Stated problem
Extend the passage on painting and artistic risk, picking up right after its final sentence.

Excerpt to read
None of the artists mentioned in this book set out to illustrate an idea that they have about a subject. The painting and the subject become inextricably linked and the artist comes to understand and expand the subject through the painting as it evolves. The artist also specifically creates a visual language to respond to a given subject. The connection and focus is pertinent to the artist and influences the way in which they handle the materials and move in the space of the image.

As an artist I set myself challenges and take risks. As a tutor I encourage my students to do the same. Training and habit seem to impede the process of allowing ourselves a true response to things and our aesthetic censors seem to have very narrow boundaries as to what we perceive to be ugly or beautiful. Refreshingly, though, what I witness frequently in my own work and that of my students is that the best pieces emerge from a procedure of undermining the ordered and ‘nice’. Often when there is a struggle or dissatisfaction, or perhaps boredom, with one’s work, then to challenge yourself aesthetically is an uncomfortable but effective method of pushing you to a new place. The ingredients that are put together to create work of great beauty and presence can be surprising. The final look belies the struggle, the scraping, dragging battle with the paint that created the finished painting or drawing. The viewer is just caught up in the experience of the subject and the paint.

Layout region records
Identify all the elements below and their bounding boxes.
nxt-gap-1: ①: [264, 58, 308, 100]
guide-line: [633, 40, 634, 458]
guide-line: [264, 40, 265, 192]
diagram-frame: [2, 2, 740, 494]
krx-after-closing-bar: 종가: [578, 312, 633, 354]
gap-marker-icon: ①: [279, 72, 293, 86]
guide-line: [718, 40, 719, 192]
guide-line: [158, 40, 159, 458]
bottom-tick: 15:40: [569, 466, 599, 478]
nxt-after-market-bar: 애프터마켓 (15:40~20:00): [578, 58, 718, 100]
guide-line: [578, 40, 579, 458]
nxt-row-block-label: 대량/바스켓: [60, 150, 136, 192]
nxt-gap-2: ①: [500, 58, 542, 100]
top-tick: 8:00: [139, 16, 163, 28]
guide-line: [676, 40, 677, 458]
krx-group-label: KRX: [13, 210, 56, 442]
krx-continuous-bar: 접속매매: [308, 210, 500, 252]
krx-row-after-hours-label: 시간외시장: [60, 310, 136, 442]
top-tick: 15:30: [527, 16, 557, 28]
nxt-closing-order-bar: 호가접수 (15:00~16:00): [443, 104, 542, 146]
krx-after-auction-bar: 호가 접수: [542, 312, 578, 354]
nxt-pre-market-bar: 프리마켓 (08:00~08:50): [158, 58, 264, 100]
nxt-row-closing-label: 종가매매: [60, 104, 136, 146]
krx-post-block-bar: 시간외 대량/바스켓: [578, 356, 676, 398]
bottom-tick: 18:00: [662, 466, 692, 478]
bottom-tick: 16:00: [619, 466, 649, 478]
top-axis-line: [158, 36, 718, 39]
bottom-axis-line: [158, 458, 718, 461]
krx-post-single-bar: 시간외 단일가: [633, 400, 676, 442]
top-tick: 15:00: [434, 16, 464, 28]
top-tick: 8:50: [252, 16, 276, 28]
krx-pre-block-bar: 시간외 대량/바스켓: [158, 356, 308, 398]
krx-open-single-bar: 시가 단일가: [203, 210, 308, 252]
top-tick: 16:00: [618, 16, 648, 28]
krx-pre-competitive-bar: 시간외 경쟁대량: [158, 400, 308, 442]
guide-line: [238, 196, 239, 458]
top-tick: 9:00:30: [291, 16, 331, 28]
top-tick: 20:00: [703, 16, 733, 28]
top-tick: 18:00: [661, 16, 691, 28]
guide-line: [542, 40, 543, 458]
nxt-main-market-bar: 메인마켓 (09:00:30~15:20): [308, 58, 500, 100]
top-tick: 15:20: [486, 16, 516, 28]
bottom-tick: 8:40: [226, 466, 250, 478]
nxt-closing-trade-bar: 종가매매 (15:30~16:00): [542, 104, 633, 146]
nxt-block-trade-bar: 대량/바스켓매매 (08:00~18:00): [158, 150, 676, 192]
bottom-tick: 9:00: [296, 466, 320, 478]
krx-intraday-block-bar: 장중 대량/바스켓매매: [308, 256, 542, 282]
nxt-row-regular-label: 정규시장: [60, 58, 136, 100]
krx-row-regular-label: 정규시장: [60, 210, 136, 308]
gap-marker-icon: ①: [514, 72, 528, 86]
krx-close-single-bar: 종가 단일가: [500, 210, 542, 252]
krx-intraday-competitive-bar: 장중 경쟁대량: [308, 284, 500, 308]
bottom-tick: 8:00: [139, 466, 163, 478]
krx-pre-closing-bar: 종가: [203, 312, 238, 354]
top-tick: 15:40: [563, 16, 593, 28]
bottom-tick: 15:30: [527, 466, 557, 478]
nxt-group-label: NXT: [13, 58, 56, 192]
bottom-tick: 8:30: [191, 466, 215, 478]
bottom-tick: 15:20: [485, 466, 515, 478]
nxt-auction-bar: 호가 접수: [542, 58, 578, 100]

Task response
Suspend Your Judgement

Throughout this book I offer not only practical advice about being more expressive and poetic with your work, but I also unpack the stages through which the work goes. The artists whose work illustrates the book create tough and beautiful paintings, but they are not necessarily going to appeal to you instantly or be accessible. This applies when you look at your own work. As you experiment and take risks with your work it will be tempting to return the work to something more comfortable and familiar. Sit with it, work a little harder, consider how it makes you feel, let it wash over you, walk away and then come back again. You have to get past the first reaction that might challenge your aesthetic taste. Good taste is a dubious quality. Rose Wylie described it well when she said to me, ‘I find good taste, as it’s often ignorantly used, very questionable. Usually, it is taste that simply confirms the opinions of the speaker.’4

John Skinner also feels that students and the public alike might widen their definition of what a painting could look like and how it can affect the viewer:

If people want to gain more understanding of painting, they have to work harder at it. Most people like the kind of art they liked when they were thirteen, that dreadful, nostalgic, prepubescent roses-round-the-door stuff. They want the certainty that young children want, whereas adult art is much more sophisticated. As an adult I want to see and produce proper, grown-up art with a full range of meaning. Proper, grown-up painting has layers of meaning – like a Nereid getting in a car. [Illustrated in Chapter 7.]5

Close and Personal

I have deliberately referred to the artists by their full name and first name rather than the more conventional and formal procedure of using just their surname. This is because I am not attempting to articulate a contemporary critique of their work, I am instead shedding light on their working practice and their motivations for working. Unconventional paintings require an unconventional way of discussing them. I am also one of them, a painter, not an outsider looking in. I empathize with and share many of their philosophies and passions. The tone of my writing is thus deliberately personal. I want the reader to feel that the artists are sharing their thoughts.

In fact, this whole book is about sharing and inspiring others to paint. I am pleased to be able to celebrate all the work of the contributing artists. This book is also about how fantastic people are: their characters, their generosity, their striving to find beauty and significance in the things that they do and see. Writing this book has made me reflect on these special people and the times that have helped me form my particular methods and reasons for painting. It is interesting that for me the affecting experiences have been the thought-provoking, rigorous exercises and the passion of the people who have taught me, worked with me and inspired me. Their positive energy, and their ability to reinvent, to move forward and – so importantly – to have a sense of humour, have been a great inspiration to me.

A montage of marks being made.

CHAPTER 1

MARK MAKING – A DICTIONARY OF POSSIBILITIES TO CREATE A VISUAL LANGUAGE

What is the Purpose of a Mark-Making Exercise?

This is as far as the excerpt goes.